§ **The exercise**
Read the lines that follow and pick out every one containing the word "this".

----

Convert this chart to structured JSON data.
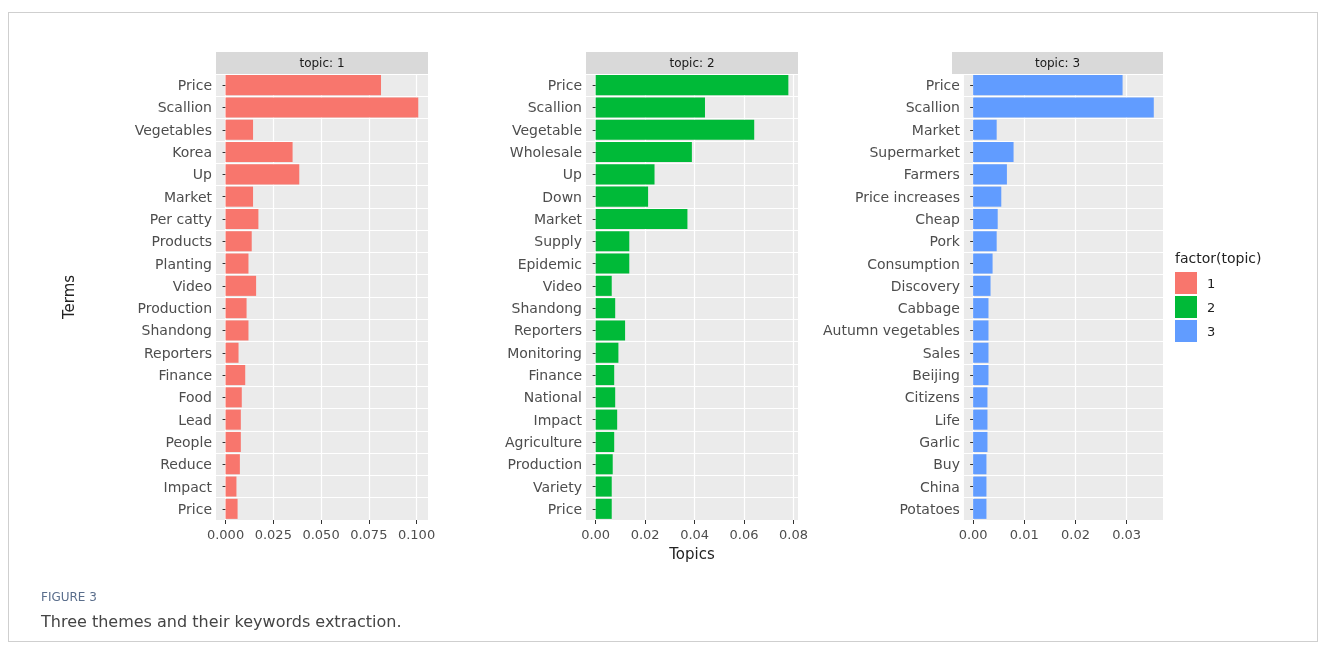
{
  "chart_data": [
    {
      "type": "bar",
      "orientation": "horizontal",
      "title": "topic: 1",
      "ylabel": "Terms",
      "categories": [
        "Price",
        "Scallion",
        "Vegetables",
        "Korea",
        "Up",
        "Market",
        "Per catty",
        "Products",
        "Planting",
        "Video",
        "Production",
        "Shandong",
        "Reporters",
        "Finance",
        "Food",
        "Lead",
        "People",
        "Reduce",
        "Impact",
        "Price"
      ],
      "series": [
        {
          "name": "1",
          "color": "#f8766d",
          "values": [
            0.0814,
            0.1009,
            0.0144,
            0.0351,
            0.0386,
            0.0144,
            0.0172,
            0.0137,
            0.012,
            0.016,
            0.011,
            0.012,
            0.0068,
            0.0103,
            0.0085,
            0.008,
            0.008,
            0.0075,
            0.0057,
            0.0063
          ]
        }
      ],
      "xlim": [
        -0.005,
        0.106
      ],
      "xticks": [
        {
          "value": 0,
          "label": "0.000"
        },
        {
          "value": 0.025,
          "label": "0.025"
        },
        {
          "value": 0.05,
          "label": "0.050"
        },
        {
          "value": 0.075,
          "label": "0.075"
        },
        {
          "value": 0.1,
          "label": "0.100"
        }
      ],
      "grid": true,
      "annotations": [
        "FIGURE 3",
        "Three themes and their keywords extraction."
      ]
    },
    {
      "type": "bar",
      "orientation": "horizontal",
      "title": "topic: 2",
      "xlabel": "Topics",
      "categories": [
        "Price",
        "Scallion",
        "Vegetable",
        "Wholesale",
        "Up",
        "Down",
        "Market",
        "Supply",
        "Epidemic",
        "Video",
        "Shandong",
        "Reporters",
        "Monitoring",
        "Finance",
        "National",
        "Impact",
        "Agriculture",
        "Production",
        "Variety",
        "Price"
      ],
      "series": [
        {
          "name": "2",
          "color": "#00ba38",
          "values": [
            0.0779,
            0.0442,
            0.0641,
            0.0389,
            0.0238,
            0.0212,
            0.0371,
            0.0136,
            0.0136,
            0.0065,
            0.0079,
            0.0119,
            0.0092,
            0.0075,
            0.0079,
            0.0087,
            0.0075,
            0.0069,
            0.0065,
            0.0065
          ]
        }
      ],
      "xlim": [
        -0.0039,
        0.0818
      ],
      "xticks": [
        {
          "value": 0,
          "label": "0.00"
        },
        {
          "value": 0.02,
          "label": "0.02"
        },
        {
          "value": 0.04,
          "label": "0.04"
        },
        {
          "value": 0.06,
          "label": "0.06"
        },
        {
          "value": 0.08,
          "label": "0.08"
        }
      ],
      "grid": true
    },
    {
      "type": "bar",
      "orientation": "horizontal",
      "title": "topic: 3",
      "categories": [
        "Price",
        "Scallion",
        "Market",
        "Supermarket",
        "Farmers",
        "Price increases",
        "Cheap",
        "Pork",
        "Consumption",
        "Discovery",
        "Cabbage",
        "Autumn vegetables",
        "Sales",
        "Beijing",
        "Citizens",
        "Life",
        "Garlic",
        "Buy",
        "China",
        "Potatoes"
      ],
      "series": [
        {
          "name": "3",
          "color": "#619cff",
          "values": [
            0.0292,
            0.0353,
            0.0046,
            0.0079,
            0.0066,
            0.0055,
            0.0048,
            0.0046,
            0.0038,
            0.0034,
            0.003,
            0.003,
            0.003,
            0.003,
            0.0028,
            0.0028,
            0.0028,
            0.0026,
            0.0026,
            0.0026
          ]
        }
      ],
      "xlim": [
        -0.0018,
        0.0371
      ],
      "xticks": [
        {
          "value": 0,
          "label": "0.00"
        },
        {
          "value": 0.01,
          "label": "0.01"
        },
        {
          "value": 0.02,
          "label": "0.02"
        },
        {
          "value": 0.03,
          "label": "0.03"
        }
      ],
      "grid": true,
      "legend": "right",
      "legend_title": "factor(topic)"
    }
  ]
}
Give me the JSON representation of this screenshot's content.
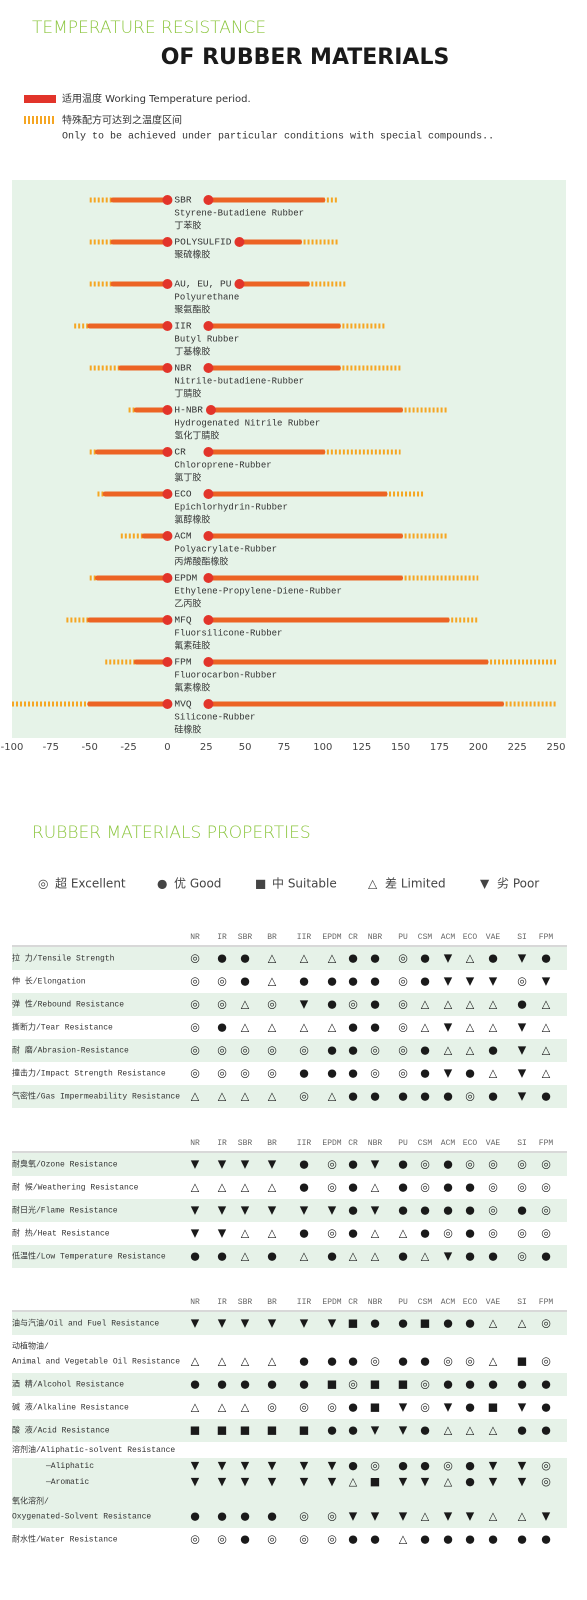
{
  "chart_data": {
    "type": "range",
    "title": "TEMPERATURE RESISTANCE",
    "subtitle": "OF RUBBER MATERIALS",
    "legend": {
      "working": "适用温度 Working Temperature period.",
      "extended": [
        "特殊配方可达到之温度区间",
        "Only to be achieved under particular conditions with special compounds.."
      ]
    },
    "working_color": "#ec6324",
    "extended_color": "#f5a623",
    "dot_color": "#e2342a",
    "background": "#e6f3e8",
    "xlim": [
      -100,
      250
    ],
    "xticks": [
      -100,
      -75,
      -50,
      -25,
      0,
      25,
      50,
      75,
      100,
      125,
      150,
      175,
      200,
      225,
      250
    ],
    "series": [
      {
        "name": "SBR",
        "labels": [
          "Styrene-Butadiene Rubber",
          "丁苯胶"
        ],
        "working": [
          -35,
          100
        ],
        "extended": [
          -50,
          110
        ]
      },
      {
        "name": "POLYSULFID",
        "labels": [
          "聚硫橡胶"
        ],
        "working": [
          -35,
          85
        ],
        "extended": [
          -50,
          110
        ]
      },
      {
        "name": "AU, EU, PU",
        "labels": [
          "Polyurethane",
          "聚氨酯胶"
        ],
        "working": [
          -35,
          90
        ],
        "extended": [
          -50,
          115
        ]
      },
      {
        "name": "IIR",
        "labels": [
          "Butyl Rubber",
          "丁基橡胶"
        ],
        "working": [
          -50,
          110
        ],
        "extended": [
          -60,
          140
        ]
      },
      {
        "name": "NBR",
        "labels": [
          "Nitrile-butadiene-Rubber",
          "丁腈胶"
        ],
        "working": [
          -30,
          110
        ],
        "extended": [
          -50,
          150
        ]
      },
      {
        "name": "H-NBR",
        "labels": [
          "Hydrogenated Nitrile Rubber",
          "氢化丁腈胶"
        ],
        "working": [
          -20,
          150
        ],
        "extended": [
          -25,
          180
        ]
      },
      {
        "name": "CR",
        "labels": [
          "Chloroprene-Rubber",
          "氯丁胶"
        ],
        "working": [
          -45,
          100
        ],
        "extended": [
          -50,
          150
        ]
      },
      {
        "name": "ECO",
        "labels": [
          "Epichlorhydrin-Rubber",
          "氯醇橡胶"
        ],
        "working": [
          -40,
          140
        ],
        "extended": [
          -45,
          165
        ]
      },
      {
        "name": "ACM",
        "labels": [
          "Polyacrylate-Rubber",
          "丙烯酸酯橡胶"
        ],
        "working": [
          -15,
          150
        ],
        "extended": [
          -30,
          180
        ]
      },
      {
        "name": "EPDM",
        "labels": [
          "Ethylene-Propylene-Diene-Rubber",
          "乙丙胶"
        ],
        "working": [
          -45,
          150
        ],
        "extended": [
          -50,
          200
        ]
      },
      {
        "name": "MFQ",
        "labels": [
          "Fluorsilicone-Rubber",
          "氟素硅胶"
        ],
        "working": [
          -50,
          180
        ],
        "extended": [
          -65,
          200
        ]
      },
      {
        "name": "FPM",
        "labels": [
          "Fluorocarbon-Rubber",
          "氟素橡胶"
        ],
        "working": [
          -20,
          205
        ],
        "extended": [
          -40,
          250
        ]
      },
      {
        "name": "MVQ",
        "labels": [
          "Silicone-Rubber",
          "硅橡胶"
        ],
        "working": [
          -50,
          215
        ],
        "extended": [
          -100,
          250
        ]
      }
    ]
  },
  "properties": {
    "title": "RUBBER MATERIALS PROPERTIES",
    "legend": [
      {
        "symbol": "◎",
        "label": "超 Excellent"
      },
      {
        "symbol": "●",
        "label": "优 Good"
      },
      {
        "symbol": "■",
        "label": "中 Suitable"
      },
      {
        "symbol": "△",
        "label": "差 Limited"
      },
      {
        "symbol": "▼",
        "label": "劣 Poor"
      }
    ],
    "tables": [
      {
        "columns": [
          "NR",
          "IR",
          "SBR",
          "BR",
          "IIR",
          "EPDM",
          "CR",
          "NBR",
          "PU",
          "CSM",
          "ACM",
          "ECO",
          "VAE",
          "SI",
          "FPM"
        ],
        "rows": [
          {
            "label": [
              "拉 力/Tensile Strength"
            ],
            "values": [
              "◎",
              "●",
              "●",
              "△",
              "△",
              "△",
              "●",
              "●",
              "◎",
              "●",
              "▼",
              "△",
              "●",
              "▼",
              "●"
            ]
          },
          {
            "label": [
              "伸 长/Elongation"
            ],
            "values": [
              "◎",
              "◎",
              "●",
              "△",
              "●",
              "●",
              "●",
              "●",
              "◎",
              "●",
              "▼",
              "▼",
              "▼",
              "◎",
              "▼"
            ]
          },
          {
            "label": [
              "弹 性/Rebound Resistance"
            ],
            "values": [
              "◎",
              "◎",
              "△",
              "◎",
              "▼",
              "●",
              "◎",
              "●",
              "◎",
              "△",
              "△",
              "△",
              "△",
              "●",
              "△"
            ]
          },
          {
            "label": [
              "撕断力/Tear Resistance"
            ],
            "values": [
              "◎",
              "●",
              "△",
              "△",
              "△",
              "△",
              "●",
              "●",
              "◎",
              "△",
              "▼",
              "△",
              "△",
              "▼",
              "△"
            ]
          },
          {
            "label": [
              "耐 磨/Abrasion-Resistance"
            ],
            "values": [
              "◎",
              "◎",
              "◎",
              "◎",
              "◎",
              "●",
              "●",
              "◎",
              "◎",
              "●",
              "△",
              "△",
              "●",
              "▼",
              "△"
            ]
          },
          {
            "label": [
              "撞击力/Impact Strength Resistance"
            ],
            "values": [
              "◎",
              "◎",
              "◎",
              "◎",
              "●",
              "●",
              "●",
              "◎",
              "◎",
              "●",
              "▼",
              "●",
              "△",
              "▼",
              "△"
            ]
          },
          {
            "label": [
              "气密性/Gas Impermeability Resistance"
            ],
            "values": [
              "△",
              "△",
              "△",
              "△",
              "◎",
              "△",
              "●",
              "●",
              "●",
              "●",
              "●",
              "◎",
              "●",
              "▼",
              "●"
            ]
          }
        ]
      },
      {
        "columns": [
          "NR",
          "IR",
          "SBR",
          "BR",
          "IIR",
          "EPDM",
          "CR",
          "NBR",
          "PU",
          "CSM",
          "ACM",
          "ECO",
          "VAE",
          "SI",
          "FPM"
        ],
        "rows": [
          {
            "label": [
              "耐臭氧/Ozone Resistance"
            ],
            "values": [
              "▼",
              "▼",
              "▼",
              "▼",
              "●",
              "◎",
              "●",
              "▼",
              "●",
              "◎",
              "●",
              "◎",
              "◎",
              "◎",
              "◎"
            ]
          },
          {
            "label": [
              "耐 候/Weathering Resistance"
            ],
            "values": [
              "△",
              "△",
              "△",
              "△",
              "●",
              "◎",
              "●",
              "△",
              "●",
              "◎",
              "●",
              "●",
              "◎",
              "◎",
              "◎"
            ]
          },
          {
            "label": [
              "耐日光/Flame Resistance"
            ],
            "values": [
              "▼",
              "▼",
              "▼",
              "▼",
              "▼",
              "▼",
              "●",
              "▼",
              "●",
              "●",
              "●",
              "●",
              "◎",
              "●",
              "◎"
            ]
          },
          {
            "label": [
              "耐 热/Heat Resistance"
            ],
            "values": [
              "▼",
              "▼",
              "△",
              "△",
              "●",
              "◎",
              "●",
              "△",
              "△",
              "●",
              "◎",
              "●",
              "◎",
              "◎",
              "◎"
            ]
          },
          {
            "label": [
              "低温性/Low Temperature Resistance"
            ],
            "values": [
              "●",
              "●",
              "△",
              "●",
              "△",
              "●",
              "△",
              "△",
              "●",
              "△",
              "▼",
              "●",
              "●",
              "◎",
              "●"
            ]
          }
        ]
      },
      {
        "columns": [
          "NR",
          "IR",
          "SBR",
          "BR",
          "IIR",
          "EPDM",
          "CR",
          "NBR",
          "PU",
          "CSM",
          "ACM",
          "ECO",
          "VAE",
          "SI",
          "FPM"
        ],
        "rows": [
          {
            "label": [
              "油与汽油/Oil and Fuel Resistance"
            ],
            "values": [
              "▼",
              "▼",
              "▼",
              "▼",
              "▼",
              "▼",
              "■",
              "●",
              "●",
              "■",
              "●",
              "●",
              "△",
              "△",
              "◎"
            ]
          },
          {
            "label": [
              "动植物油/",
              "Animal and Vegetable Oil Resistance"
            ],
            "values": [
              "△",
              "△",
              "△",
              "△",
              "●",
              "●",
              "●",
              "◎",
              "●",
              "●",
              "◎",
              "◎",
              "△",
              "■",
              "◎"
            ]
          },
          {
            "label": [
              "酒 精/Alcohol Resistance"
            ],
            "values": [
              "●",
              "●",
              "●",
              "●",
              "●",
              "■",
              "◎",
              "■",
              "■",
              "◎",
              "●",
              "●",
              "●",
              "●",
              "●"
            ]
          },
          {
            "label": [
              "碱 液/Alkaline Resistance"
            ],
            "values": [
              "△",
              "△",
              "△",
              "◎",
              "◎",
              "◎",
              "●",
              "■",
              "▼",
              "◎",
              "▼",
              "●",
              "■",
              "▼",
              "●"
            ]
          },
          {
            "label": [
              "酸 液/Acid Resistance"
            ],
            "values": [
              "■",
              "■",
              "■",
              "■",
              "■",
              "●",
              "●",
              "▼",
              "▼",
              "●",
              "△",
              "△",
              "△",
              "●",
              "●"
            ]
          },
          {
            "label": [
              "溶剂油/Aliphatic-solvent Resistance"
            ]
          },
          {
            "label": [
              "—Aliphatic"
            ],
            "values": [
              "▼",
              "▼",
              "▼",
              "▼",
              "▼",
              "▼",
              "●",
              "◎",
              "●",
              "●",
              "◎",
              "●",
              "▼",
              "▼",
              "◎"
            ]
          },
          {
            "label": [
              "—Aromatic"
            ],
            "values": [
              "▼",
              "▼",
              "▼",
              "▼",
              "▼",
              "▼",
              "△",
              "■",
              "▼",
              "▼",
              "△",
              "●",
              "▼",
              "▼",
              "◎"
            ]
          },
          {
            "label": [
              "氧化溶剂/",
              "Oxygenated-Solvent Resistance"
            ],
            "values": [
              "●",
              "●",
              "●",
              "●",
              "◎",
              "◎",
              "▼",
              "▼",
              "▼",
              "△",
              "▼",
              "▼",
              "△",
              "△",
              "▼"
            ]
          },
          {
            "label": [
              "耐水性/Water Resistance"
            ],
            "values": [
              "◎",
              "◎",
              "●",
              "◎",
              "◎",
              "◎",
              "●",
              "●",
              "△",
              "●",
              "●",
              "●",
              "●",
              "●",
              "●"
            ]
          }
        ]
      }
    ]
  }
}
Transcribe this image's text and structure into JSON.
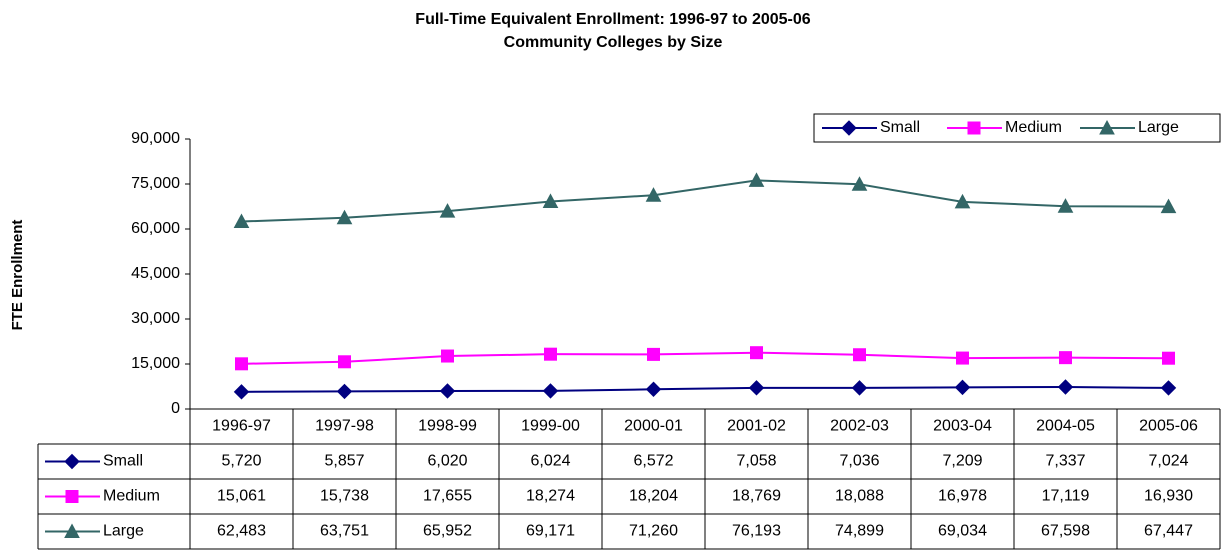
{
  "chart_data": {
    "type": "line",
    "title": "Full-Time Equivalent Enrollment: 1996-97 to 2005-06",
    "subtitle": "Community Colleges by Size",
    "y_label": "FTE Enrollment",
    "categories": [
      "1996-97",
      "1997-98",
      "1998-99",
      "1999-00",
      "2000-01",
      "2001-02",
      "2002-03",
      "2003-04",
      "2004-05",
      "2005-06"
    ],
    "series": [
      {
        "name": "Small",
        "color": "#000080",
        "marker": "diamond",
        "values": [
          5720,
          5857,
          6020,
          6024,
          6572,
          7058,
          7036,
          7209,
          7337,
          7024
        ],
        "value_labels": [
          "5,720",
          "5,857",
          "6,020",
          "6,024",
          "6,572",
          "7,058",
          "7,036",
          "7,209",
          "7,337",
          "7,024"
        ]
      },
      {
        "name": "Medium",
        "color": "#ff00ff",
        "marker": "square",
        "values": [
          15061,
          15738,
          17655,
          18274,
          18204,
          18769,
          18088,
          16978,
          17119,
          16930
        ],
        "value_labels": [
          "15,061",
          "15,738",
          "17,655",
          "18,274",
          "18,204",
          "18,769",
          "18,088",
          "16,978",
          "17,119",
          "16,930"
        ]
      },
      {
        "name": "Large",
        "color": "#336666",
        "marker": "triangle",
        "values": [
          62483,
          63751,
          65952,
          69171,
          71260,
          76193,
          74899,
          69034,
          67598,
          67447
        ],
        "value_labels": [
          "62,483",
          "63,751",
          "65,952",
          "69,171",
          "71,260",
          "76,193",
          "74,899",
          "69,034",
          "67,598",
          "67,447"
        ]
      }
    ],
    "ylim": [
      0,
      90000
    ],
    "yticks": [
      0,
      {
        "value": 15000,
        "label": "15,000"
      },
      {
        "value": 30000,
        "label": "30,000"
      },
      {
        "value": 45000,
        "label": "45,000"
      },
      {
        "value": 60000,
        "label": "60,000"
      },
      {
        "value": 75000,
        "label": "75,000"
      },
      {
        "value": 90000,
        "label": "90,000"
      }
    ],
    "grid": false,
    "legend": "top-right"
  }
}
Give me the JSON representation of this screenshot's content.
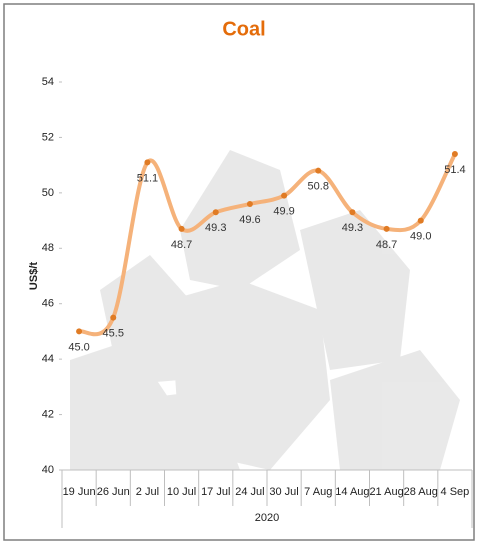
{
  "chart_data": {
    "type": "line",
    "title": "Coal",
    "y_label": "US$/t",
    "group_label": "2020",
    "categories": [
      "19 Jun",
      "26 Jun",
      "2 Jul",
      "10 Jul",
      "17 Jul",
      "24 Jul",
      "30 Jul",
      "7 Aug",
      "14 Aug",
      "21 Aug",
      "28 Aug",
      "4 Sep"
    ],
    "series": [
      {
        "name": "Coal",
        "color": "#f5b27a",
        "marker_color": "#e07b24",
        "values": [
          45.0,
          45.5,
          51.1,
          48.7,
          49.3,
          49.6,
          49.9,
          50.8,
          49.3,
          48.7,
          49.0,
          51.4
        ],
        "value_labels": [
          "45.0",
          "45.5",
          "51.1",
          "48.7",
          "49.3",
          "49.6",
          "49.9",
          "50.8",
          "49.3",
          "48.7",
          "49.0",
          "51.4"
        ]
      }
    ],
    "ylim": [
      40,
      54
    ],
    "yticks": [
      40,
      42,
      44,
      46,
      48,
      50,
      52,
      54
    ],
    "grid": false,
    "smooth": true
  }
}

----

§ **Exercise output**
Convert this chart to structured JSON data.
Give me the JSON representation of this screenshot's content.
Transcribe this image's text and structure into JSON.
Give me the JSON representation of this screenshot's content.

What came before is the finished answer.